Aim:
Pick up the Vietnam travel diary entry below after its last sentence, and write the next few sentences in the same casual voice.

Given passage:
>>>>>

VIETNAM | Monday, 20 August 2007 | Views [633] | Comments [1]

Another day, another country. more importantly, another currency with way too many zeros to count. I just cashed a $100 US travellers cheque and got back just under 1.6 MILLION dong. i could barely close my wallet.

I now have a new favourite game - crossing the road in Ho Chi Minh City. it's like playing a sick game of cat and mouse, except I'm the mouse and the cats are the motorbikes, cars, trucks and buses. You pretty much have to take a deep breath, close you eyes and walk out into it. confidence is key. they can smell fear and will run you over if you hessitate for just half a second.

<<<<<

Entries supplied:
>>>>>

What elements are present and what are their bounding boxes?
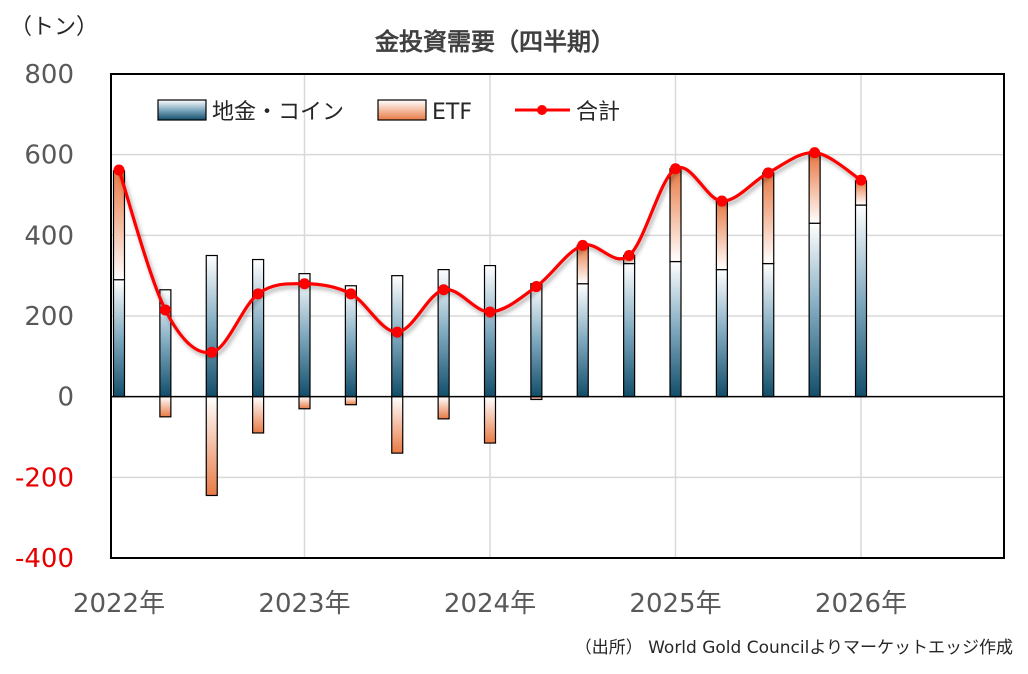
total-point-2025Q4 <box>809 147 821 159</box>
bar-etf-2025Q2 <box>715 200 728 271</box>
y-tick-label: 400 <box>24 221 74 251</box>
bar-stock-2023Q1 <box>298 273 311 398</box>
bar-stock-2026Q1 <box>854 204 868 398</box>
bar-stock-2025Q1 <box>669 260 682 398</box>
legend-label-etf: ETF <box>432 100 472 125</box>
bar-stock-2025Q4 <box>808 222 821 398</box>
legend-label-stock: 地金・コイン <box>212 100 344 125</box>
x-tick-label: 2024年 <box>444 589 536 619</box>
legend: 地金・コイン ETF 合計 <box>157 99 620 125</box>
y-tick-label: -200 <box>15 463 74 493</box>
y-tick-label: 200 <box>24 302 74 332</box>
bar-etf-2023Q2 <box>344 396 357 406</box>
y-tick-label: 800 <box>24 60 74 90</box>
total-point-2026Q1 <box>855 174 867 186</box>
x-axis-ticks: 2022年 2023年 2024年 2025年 2026年 <box>73 589 907 619</box>
x-tick-label: 2026年 <box>815 589 907 619</box>
total-point-2025Q2 <box>716 195 728 207</box>
total-point-2023Q4 <box>438 284 450 296</box>
bar-stock-2023Q2 <box>344 285 357 398</box>
bar-etf-2023Q4 <box>437 396 450 420</box>
total-point-2025Q1 <box>670 163 681 175</box>
bar-etf-2022Q3 <box>205 396 218 497</box>
total-point-2023Q2 <box>345 288 357 300</box>
bar-etf-2023Q3 <box>391 396 404 454</box>
bar-stock-2024Q2 <box>530 283 543 398</box>
total-line <box>113 147 867 358</box>
bar-etf-2024Q3 <box>576 244 589 285</box>
bar-stock-2024Q3 <box>576 283 589 398</box>
total-point-2023Q3 <box>391 326 403 338</box>
y-axis-ticks: 800 600 400 200 0 -200 -400 <box>15 60 74 574</box>
y-tick-label: 0 <box>57 383 74 413</box>
total-point-2023Q1 <box>299 278 310 290</box>
bar-stock-2025Q3 <box>762 262 775 398</box>
legend-marker-total <box>537 105 547 115</box>
y-tick-label: 600 <box>24 141 74 171</box>
chart-title: 金投資需要（四半期） <box>374 28 615 56</box>
bar-etf-2025Q3 <box>762 172 775 265</box>
y-tick-label: -400 <box>15 544 74 574</box>
bar-stock-2022Q3 <box>205 254 218 398</box>
x-tick-label: 2023年 <box>258 589 350 619</box>
unit-label: （トン） <box>10 15 98 40</box>
bar-stock-2022Q4 <box>252 258 265 398</box>
total-point-2025Q3 <box>762 167 774 179</box>
plot-border <box>110 73 1005 559</box>
total-point-2022Q2 <box>159 304 171 316</box>
total-point-2024Q3 <box>577 239 589 251</box>
bar-stock-2025Q2 <box>715 269 728 398</box>
total-point-2024Q4 <box>623 250 635 261</box>
total-point-2022Q1 <box>113 164 125 176</box>
x-tick-label: 2025年 <box>629 589 721 619</box>
source-note: （出所） World Gold Councilよりマーケットエッジ作成 <box>575 638 1013 658</box>
x-tick-label: 2022年 <box>73 589 165 619</box>
total-point-2024Q1 <box>484 306 496 318</box>
total-point-2022Q3 <box>206 346 218 358</box>
bar-stock-2022Q1 <box>112 279 126 398</box>
bar-stock-2024Q1 <box>483 264 497 398</box>
legend-swatch-etf <box>377 99 427 121</box>
total-point-2022Q4 <box>252 288 264 300</box>
bar-etf-2022Q2 <box>159 396 172 418</box>
bar-etf-2024Q1 <box>483 396 497 444</box>
gridlines <box>111 73 1004 559</box>
total-point-2024Q2 <box>530 281 542 293</box>
bar-etf-2023Q1 <box>298 396 311 410</box>
legend-label-total: 合計 <box>576 100 620 125</box>
bar-stock-2024Q4 <box>623 262 636 398</box>
bar-etf-2025Q1 <box>669 168 682 263</box>
bar-etf-2022Q4 <box>252 396 265 434</box>
bar-etf-2025Q4 <box>808 154 821 224</box>
legend-swatch-stock <box>157 99 207 121</box>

<<<<<

Final result:
back to the end of my last blog > the "fireworks" that i bought for our beach party actually turned out to be some demented giant party popper, so although i didnt kill myself or anyone else, managed to have some fun out of them. The rest of the party was great, lots of drinking and dancing, before piling into the back of a ute to head to some bizzare local disco. i dont think that cambodia is quite ready for kane dancing yet though. after 10min and one drink we quickly left had jumped on the back of motorbikes in the race to get back to the beach. the rest of the night involved more drinking and dancing, and judging by the wet sandy clothes i found on my floor the next morning, a fair bit of swimming in the ocean.

the rest of the time at the beach was just spent relaxing - well trying to at least, if we could escape the hoardes of local kids trying to sell you anything. the first thing they would usually say once they heard you were from australia were "g'day" or, more disturbingly " a dingo ate my baby".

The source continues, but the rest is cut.